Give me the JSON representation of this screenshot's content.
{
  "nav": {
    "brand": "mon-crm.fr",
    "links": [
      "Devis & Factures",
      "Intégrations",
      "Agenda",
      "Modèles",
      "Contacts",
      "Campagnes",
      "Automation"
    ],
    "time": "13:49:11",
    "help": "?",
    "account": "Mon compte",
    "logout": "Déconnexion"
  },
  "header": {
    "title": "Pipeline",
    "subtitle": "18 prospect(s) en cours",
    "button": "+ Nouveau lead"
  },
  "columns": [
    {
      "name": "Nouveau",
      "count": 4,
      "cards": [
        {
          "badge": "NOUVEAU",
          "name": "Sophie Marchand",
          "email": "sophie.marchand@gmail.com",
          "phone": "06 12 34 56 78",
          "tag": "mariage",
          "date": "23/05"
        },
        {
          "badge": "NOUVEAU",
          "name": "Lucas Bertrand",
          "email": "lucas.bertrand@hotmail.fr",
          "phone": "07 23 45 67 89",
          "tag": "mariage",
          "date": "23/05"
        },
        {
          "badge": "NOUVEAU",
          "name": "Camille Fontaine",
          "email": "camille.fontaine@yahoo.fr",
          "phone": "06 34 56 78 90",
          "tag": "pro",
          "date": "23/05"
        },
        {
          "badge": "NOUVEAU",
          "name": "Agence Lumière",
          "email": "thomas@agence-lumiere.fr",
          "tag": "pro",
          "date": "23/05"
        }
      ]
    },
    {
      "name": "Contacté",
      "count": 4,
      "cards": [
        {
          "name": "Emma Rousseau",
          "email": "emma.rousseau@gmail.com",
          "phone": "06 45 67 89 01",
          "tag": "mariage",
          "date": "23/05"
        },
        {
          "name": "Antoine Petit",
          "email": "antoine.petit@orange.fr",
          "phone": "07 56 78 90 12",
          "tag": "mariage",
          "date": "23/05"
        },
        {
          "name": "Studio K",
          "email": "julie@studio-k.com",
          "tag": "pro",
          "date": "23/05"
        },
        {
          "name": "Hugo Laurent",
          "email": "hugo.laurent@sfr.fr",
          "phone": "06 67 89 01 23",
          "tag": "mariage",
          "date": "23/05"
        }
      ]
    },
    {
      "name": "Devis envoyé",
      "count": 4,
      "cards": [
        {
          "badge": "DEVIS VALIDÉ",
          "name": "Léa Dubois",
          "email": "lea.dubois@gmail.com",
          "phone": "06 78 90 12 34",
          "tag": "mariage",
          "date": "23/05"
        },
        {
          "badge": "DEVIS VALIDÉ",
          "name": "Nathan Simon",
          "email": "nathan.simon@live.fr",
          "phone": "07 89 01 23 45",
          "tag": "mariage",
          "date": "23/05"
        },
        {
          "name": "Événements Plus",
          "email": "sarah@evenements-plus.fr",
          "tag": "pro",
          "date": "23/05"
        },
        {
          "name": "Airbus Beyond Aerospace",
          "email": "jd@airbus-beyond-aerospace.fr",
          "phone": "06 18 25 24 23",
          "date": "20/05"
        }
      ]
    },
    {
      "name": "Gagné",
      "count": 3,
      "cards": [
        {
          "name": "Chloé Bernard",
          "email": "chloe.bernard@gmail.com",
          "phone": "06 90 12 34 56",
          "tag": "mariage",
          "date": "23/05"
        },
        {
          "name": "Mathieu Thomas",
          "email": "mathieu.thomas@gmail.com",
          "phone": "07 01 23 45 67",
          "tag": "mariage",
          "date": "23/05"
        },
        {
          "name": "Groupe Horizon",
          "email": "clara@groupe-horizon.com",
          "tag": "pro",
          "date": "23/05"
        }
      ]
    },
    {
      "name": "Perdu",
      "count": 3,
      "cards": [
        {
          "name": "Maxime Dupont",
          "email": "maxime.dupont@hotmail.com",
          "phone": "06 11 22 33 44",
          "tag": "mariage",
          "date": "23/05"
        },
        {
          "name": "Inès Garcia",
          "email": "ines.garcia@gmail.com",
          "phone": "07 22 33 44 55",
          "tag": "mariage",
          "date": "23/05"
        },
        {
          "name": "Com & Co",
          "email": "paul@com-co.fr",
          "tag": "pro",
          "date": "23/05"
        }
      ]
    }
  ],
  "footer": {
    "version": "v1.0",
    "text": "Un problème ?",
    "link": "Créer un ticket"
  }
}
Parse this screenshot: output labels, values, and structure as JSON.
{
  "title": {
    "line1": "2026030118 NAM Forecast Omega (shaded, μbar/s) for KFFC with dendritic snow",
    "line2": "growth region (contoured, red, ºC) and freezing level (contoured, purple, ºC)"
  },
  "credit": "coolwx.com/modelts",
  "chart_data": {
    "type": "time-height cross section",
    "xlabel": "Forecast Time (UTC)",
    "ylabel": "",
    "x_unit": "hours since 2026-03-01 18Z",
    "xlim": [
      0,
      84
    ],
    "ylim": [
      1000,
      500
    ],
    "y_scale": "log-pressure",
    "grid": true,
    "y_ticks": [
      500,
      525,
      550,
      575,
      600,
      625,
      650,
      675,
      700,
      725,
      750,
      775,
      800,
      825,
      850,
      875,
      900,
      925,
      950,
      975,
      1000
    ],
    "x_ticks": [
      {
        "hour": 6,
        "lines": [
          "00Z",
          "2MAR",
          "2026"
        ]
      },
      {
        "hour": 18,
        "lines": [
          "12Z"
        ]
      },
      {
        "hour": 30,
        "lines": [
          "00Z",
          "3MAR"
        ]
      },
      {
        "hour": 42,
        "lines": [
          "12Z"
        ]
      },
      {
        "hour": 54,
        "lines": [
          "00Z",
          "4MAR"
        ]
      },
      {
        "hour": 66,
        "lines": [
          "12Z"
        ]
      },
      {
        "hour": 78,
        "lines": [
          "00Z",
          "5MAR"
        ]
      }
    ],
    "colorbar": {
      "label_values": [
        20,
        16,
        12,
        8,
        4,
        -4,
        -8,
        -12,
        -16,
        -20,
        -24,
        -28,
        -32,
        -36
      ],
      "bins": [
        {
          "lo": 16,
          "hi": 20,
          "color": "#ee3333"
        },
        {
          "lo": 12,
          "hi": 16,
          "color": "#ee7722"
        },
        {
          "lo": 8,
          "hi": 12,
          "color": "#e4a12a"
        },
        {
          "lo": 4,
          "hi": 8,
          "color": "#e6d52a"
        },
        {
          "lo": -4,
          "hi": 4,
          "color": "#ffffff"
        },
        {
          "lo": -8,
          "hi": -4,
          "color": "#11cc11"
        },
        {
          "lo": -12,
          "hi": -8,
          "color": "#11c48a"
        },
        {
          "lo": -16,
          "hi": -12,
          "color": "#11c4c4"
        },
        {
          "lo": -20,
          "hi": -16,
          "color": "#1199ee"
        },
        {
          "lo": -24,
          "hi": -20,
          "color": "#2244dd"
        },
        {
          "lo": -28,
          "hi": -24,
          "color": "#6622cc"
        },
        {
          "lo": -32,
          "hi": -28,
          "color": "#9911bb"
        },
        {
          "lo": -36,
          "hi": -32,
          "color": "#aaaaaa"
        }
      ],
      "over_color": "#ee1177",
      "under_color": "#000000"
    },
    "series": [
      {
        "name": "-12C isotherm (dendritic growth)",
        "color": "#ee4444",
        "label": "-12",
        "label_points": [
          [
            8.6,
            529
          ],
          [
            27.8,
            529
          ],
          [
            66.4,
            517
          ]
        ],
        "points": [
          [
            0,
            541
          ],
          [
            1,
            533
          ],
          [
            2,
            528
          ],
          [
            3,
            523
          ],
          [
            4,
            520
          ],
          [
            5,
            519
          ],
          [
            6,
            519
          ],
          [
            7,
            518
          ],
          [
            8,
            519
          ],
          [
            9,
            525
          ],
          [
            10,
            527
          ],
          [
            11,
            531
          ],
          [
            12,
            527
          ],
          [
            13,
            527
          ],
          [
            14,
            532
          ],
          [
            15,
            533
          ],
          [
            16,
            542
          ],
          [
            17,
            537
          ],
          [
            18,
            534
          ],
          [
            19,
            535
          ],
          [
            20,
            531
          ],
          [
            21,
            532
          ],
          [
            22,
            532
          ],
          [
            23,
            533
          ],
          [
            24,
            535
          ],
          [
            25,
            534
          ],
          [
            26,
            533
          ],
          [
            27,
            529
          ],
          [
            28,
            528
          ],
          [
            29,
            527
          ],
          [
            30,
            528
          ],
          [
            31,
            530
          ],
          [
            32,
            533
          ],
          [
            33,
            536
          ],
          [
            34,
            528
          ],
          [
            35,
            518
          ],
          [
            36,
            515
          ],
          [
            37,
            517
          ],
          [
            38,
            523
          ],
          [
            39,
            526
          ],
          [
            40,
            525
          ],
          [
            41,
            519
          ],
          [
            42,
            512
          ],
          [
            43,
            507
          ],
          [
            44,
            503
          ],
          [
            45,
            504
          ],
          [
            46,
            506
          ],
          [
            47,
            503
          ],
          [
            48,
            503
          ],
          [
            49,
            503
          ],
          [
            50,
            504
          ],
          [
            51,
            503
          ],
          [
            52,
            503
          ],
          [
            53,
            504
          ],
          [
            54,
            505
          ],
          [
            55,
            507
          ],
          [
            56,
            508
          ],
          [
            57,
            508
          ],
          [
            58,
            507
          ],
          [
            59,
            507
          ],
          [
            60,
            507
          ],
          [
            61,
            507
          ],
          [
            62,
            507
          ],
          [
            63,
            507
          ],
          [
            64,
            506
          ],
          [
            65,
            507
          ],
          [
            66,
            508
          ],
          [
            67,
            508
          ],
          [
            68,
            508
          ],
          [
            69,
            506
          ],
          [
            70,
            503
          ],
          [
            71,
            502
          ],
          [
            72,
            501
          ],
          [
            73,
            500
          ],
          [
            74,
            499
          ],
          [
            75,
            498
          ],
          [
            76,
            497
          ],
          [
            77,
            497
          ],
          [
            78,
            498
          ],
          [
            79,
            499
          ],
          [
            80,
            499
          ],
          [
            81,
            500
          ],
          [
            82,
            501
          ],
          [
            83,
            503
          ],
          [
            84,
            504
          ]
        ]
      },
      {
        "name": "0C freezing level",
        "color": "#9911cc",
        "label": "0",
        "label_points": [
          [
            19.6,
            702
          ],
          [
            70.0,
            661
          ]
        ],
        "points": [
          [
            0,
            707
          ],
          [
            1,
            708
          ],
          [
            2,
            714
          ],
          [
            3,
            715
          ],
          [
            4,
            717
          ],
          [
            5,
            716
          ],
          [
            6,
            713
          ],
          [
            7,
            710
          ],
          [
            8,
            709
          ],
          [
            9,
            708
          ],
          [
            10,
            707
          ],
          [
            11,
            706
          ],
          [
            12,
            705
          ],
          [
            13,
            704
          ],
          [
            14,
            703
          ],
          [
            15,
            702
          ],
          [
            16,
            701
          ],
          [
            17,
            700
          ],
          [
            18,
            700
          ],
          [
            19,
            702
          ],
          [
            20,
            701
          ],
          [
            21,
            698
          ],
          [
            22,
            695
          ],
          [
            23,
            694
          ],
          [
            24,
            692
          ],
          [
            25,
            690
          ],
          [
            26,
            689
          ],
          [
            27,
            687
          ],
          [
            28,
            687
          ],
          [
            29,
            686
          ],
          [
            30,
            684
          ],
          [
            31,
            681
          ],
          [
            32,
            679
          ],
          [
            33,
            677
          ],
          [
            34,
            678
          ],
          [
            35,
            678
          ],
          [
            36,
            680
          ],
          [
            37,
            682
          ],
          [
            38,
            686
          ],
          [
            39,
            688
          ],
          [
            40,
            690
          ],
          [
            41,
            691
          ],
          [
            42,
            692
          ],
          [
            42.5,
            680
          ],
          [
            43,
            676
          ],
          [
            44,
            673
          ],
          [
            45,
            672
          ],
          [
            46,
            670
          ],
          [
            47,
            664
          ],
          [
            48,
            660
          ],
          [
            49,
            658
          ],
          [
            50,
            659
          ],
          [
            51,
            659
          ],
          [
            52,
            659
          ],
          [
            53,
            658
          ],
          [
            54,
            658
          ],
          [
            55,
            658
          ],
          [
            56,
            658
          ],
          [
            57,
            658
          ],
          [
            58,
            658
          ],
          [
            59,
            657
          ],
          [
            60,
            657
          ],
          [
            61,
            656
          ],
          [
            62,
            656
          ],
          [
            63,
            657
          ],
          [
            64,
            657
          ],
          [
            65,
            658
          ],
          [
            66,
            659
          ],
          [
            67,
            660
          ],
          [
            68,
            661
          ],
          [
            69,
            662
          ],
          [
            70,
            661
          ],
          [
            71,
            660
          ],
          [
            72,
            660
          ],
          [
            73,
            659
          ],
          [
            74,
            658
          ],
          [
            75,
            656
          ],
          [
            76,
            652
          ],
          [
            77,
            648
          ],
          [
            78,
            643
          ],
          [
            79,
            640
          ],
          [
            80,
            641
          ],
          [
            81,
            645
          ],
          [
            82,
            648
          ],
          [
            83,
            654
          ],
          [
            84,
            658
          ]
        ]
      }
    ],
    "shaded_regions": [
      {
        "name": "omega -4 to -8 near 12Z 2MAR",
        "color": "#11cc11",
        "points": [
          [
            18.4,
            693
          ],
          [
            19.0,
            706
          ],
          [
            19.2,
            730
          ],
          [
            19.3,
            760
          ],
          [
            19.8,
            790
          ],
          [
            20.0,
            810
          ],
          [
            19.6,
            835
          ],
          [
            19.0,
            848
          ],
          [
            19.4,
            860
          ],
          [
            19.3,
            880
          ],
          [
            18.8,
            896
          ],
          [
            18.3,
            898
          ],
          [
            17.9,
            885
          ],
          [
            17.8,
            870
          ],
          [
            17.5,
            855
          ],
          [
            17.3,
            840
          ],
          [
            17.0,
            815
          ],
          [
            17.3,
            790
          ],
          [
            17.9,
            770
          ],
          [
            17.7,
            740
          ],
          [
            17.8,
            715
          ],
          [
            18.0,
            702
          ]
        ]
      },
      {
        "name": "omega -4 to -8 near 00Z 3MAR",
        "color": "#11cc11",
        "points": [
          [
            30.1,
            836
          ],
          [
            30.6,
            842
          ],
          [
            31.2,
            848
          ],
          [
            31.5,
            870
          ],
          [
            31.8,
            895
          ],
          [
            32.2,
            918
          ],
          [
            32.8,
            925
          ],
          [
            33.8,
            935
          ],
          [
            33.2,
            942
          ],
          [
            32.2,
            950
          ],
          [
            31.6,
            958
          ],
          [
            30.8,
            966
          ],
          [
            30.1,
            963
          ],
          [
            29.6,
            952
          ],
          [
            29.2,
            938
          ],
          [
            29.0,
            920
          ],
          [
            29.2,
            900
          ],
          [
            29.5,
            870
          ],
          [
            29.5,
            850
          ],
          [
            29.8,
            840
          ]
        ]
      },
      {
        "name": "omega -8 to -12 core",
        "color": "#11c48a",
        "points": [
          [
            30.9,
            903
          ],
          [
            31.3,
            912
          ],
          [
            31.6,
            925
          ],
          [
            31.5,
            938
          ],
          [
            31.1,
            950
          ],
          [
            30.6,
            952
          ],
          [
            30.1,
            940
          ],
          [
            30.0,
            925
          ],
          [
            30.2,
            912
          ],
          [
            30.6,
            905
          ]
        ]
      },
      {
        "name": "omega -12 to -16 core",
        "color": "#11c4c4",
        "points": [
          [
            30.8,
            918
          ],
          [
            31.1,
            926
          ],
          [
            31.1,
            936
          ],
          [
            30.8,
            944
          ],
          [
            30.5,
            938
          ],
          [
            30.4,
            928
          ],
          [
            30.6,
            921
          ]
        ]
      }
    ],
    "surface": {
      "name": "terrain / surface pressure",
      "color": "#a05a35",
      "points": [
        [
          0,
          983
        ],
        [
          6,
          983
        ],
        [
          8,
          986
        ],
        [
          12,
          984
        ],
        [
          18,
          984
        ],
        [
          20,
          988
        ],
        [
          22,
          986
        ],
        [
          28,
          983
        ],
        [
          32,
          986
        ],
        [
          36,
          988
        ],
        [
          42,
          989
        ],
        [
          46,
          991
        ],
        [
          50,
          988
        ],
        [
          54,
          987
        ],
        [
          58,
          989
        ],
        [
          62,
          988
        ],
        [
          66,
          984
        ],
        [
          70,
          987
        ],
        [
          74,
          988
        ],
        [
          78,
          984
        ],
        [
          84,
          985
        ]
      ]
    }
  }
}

■ STATED GOAL ■
Count how many lines of the data include the word "freezing". Your reply should be that number alone.

■ WRITTEN RESPONSE ■
2